Prompt:
Pick out each line in these entries that contains the string "Future".

Given information:

════════

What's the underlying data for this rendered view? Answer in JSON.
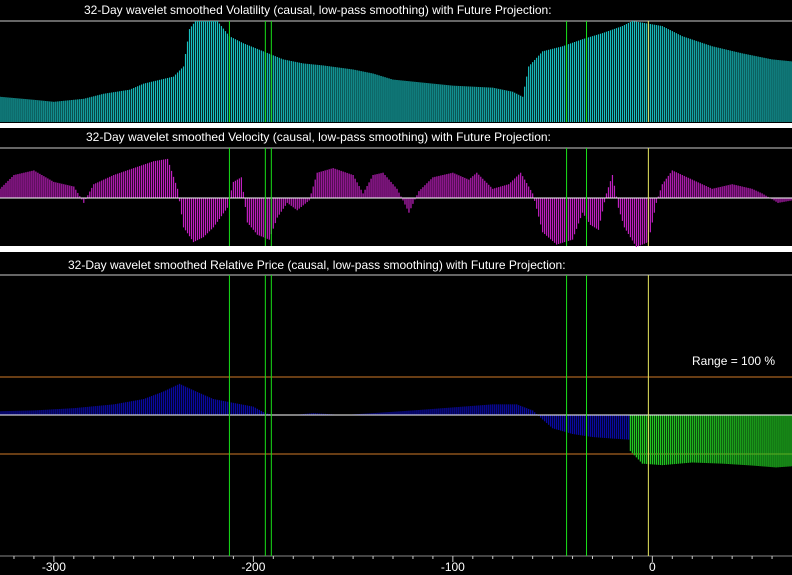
{
  "chart_data": [
    {
      "type": "bar",
      "title": "32-Day wavelet smoothed Volatility (causal, low-pass smoothing) with Future Projection:",
      "color": "#19c0c0",
      "keyframes": [
        [
          -327,
          0.25
        ],
        [
          -310,
          0.22
        ],
        [
          -300,
          0.2
        ],
        [
          -285,
          0.23
        ],
        [
          -275,
          0.28
        ],
        [
          -262,
          0.32
        ],
        [
          -255,
          0.38
        ],
        [
          -240,
          0.45
        ],
        [
          -235,
          0.55
        ],
        [
          -232,
          0.92
        ],
        [
          -229,
          1.0
        ],
        [
          -218,
          1.0
        ],
        [
          -212,
          0.85
        ],
        [
          -205,
          0.78
        ],
        [
          -195,
          0.7
        ],
        [
          -185,
          0.62
        ],
        [
          -175,
          0.58
        ],
        [
          -165,
          0.56
        ],
        [
          -150,
          0.52
        ],
        [
          -140,
          0.48
        ],
        [
          -130,
          0.42
        ],
        [
          -120,
          0.4
        ],
        [
          -110,
          0.38
        ],
        [
          -100,
          0.36
        ],
        [
          -90,
          0.35
        ],
        [
          -80,
          0.34
        ],
        [
          -70,
          0.3
        ],
        [
          -65,
          0.25
        ],
        [
          -62,
          0.55
        ],
        [
          -55,
          0.7
        ],
        [
          -45,
          0.75
        ],
        [
          -35,
          0.82
        ],
        [
          -25,
          0.88
        ],
        [
          -15,
          0.95
        ],
        [
          -10,
          1.0
        ],
        [
          5,
          0.95
        ],
        [
          15,
          0.85
        ],
        [
          30,
          0.75
        ],
        [
          45,
          0.68
        ],
        [
          60,
          0.62
        ],
        [
          70,
          0.6
        ]
      ]
    },
    {
      "type": "bar",
      "title": "32-Day wavelet smoothed Velocity (causal, low-pass smoothing) with Future Projection:",
      "color": "#c020c0",
      "keyframes": [
        [
          -327,
          0.2
        ],
        [
          -320,
          0.5
        ],
        [
          -310,
          0.6
        ],
        [
          -300,
          0.35
        ],
        [
          -290,
          0.25
        ],
        [
          -285,
          -0.1
        ],
        [
          -280,
          0.3
        ],
        [
          -270,
          0.5
        ],
        [
          -260,
          0.65
        ],
        [
          -250,
          0.8
        ],
        [
          -243,
          0.85
        ],
        [
          -238,
          0.2
        ],
        [
          -235,
          -0.6
        ],
        [
          -230,
          -0.9
        ],
        [
          -225,
          -0.8
        ],
        [
          -220,
          -0.6
        ],
        [
          -213,
          -0.2
        ],
        [
          -210,
          0.35
        ],
        [
          -206,
          0.45
        ],
        [
          -203,
          -0.5
        ],
        [
          -198,
          -0.75
        ],
        [
          -192,
          -0.85
        ],
        [
          -188,
          -0.4
        ],
        [
          -183,
          -0.1
        ],
        [
          -178,
          -0.25
        ],
        [
          -172,
          -0.05
        ],
        [
          -168,
          0.55
        ],
        [
          -160,
          0.65
        ],
        [
          -150,
          0.5
        ],
        [
          -145,
          0.1
        ],
        [
          -140,
          0.5
        ],
        [
          -135,
          0.55
        ],
        [
          -128,
          0.2
        ],
        [
          -122,
          -0.3
        ],
        [
          -117,
          0.15
        ],
        [
          -110,
          0.45
        ],
        [
          -100,
          0.55
        ],
        [
          -92,
          0.4
        ],
        [
          -88,
          0.55
        ],
        [
          -80,
          0.2
        ],
        [
          -72,
          0.3
        ],
        [
          -66,
          0.55
        ],
        [
          -60,
          0.1
        ],
        [
          -55,
          -0.7
        ],
        [
          -48,
          -0.95
        ],
        [
          -40,
          -0.85
        ],
        [
          -35,
          -0.3
        ],
        [
          -31,
          -0.55
        ],
        [
          -27,
          -0.65
        ],
        [
          -23,
          0.1
        ],
        [
          -20,
          0.5
        ],
        [
          -17,
          -0.2
        ],
        [
          -14,
          -0.6
        ],
        [
          -8,
          -1.0
        ],
        [
          -2,
          -0.9
        ],
        [
          2,
          -0.1
        ],
        [
          5,
          0.3
        ],
        [
          10,
          0.6
        ],
        [
          20,
          0.4
        ],
        [
          30,
          0.2
        ],
        [
          40,
          0.3
        ],
        [
          50,
          0.2
        ],
        [
          55,
          0.1
        ],
        [
          63,
          -0.1
        ],
        [
          70,
          -0.05
        ]
      ]
    },
    {
      "type": "area",
      "title": "32-Day wavelet smoothed Relative Price (causal, low-pass smoothing) with Future Projection:",
      "series": [
        {
          "color": "#0a0aa0",
          "keyframes": [
            [
              -327,
              0.1
            ],
            [
              -310,
              0.12
            ],
            [
              -290,
              0.18
            ],
            [
              -270,
              0.28
            ],
            [
              -255,
              0.42
            ],
            [
              -245,
              0.62
            ],
            [
              -237,
              0.82
            ],
            [
              -230,
              0.65
            ],
            [
              -220,
              0.42
            ],
            [
              -210,
              0.32
            ],
            [
              -200,
              0.22
            ],
            [
              -194,
              0.05
            ],
            [
              -190,
              0.0
            ],
            [
              -180,
              0.0
            ],
            [
              -170,
              0.05
            ],
            [
              -155,
              0.0
            ],
            [
              -140,
              0.05
            ],
            [
              -120,
              0.12
            ],
            [
              -100,
              0.2
            ],
            [
              -80,
              0.28
            ],
            [
              -68,
              0.28
            ],
            [
              -60,
              0.12
            ],
            [
              -55,
              -0.12
            ],
            [
              -50,
              -0.35
            ],
            [
              -40,
              -0.5
            ],
            [
              -30,
              -0.58
            ],
            [
              -20,
              -0.62
            ],
            [
              -11,
              -0.65
            ]
          ]
        },
        {
          "color": "#22c822",
          "keyframes": [
            [
              -11,
              -0.95
            ],
            [
              -5,
              -1.28
            ],
            [
              5,
              -1.32
            ],
            [
              20,
              -1.25
            ],
            [
              35,
              -1.28
            ],
            [
              50,
              -1.33
            ],
            [
              62,
              -1.38
            ],
            [
              70,
              -1.35
            ]
          ]
        }
      ],
      "range_label": "Range = 100 %"
    }
  ],
  "x_axis": {
    "range": [
      -327,
      70
    ],
    "tick_labels": [
      {
        "value": -300,
        "label": "-300"
      },
      {
        "value": -200,
        "label": "-200"
      },
      {
        "value": -100,
        "label": "-100"
      },
      {
        "value": 0,
        "label": "0"
      }
    ]
  },
  "markers": {
    "green": [
      -212,
      -194,
      -191,
      -43,
      -33
    ],
    "yellow": [
      -2
    ]
  },
  "colors": {
    "background": "#000000",
    "gridline": "#ffffff",
    "range_line": "#d07a28",
    "separator": "#ffffff",
    "marker_green": "#19e019",
    "marker_yellow": "#e8e860"
  }
}
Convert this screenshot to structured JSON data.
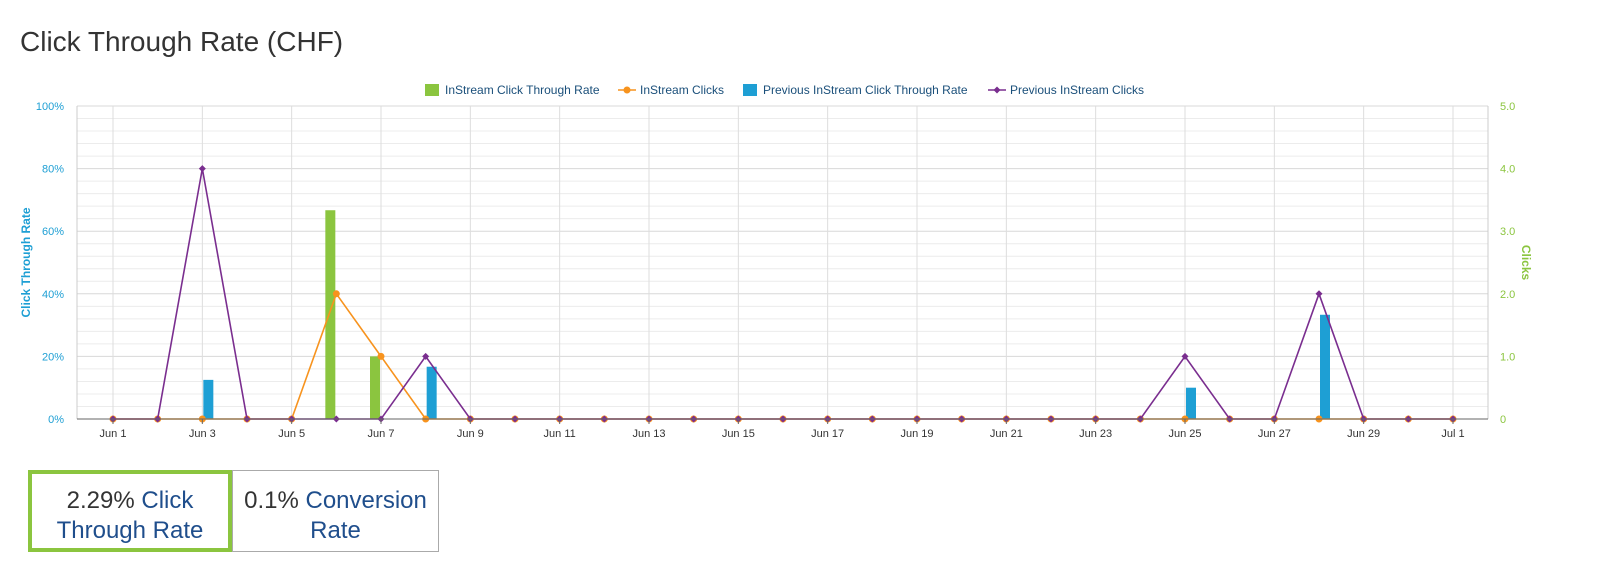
{
  "page": {
    "title": "Click Through Rate (CHF)"
  },
  "chart_data": {
    "type": "bar",
    "x": [
      "Jun 1",
      "Jun 2",
      "Jun 3",
      "Jun 4",
      "Jun 5",
      "Jun 6",
      "Jun 7",
      "Jun 8",
      "Jun 9",
      "Jun 10",
      "Jun 11",
      "Jun 12",
      "Jun 13",
      "Jun 14",
      "Jun 15",
      "Jun 16",
      "Jun 17",
      "Jun 18",
      "Jun 19",
      "Jun 20",
      "Jun 21",
      "Jun 22",
      "Jun 23",
      "Jun 24",
      "Jun 25",
      "Jun 26",
      "Jun 27",
      "Jun 28",
      "Jun 29",
      "Jun 30",
      "Jul 1"
    ],
    "x_tick_labels": [
      "Jun 1",
      "Jun 3",
      "Jun 5",
      "Jun 7",
      "Jun 9",
      "Jun 11",
      "Jun 13",
      "Jun 15",
      "Jun 17",
      "Jun 19",
      "Jun 21",
      "Jun 23",
      "Jun 25",
      "Jun 27",
      "Jun 29",
      "Jul 1"
    ],
    "ylabel": "Click Through Rate",
    "y2label": "Clicks",
    "ylim": [
      0,
      100
    ],
    "y2lim": [
      0,
      5
    ],
    "y_ticks": [
      0,
      20,
      40,
      60,
      80,
      100
    ],
    "y_tick_labels": [
      "0%",
      "20%",
      "40%",
      "60%",
      "80%",
      "100%"
    ],
    "y2_ticks": [
      0,
      1,
      2,
      3,
      4,
      5
    ],
    "y2_tick_labels": [
      "0",
      "1.0",
      "2.0",
      "3.0",
      "4.0",
      "5.0"
    ],
    "grid": true,
    "legend_position": "top-center",
    "series": [
      {
        "name": "InStream Click Through Rate",
        "type": "bar",
        "axis": "left",
        "color": "#8bc53f",
        "values": [
          0,
          0,
          0,
          0,
          0,
          66.7,
          20,
          0,
          0,
          0,
          0,
          0,
          0,
          0,
          0,
          0,
          0,
          0,
          0,
          0,
          0,
          0,
          0,
          0,
          0,
          0,
          0,
          0,
          0,
          0,
          0
        ]
      },
      {
        "name": "InStream Clicks",
        "type": "line",
        "axis": "right",
        "color": "#f7931e",
        "marker": "circle",
        "values": [
          0,
          0,
          0,
          0,
          0,
          2,
          1,
          0,
          0,
          0,
          0,
          0,
          0,
          0,
          0,
          0,
          0,
          0,
          0,
          0,
          0,
          0,
          0,
          0,
          0,
          0,
          0,
          0,
          0,
          0,
          0
        ]
      },
      {
        "name": "Previous InStream Click Through Rate",
        "type": "bar",
        "axis": "left",
        "color": "#1e9fd4",
        "values": [
          0,
          0,
          12.5,
          0,
          0,
          0,
          0,
          16.7,
          0,
          0,
          0,
          0,
          0,
          0,
          0,
          0,
          0,
          0,
          0,
          0,
          0,
          0,
          0,
          0,
          10,
          0,
          0,
          33.3,
          0,
          0,
          0
        ]
      },
      {
        "name": "Previous InStream Clicks",
        "type": "line",
        "axis": "right",
        "color": "#7a2e8f",
        "marker": "diamond",
        "values": [
          0,
          0,
          4,
          0,
          0,
          0,
          0,
          1,
          0,
          0,
          0,
          0,
          0,
          0,
          0,
          0,
          0,
          0,
          0,
          0,
          0,
          0,
          0,
          0,
          1,
          0,
          0,
          2,
          0,
          0,
          0
        ]
      }
    ]
  },
  "metrics": [
    {
      "value": "2.29%",
      "label": "Click Through Rate",
      "active": true
    },
    {
      "value": "0.1%",
      "label": "Conversion Rate",
      "active": false
    }
  ],
  "colors": {
    "left_axis": "#1e9fd4",
    "right_axis": "#8bc53f",
    "active_border": "#8bc53f"
  }
}
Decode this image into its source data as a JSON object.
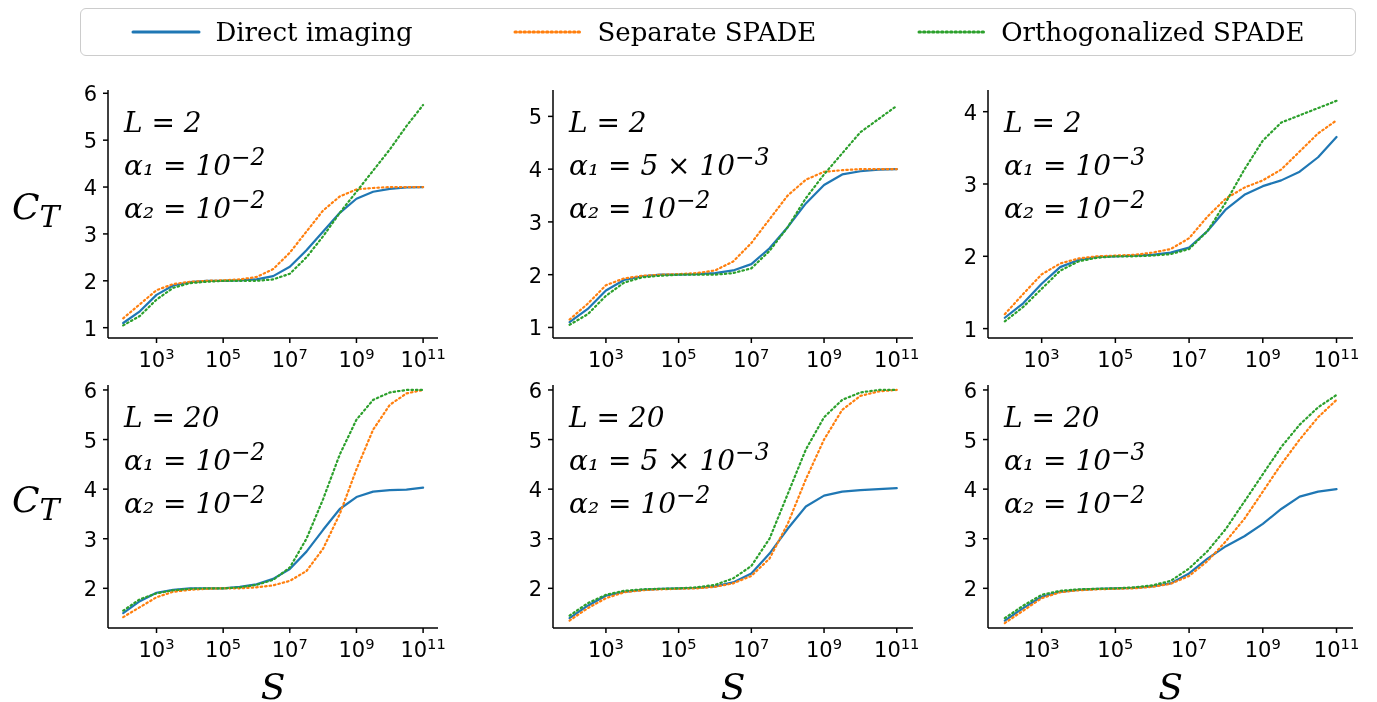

════════

Correct response:
      "title": "32-Day wavelet smoothed Volatility (causal, low-pass smoothing) with Future Projection:",
      "title": "32-Day wavelet smoothed Velocity (causal, low-pass smoothing) with Future Projection:",
      "title": "32-Day wavelet smoothed Relative Price (causal, low-pass smoothing) with Future Projection:",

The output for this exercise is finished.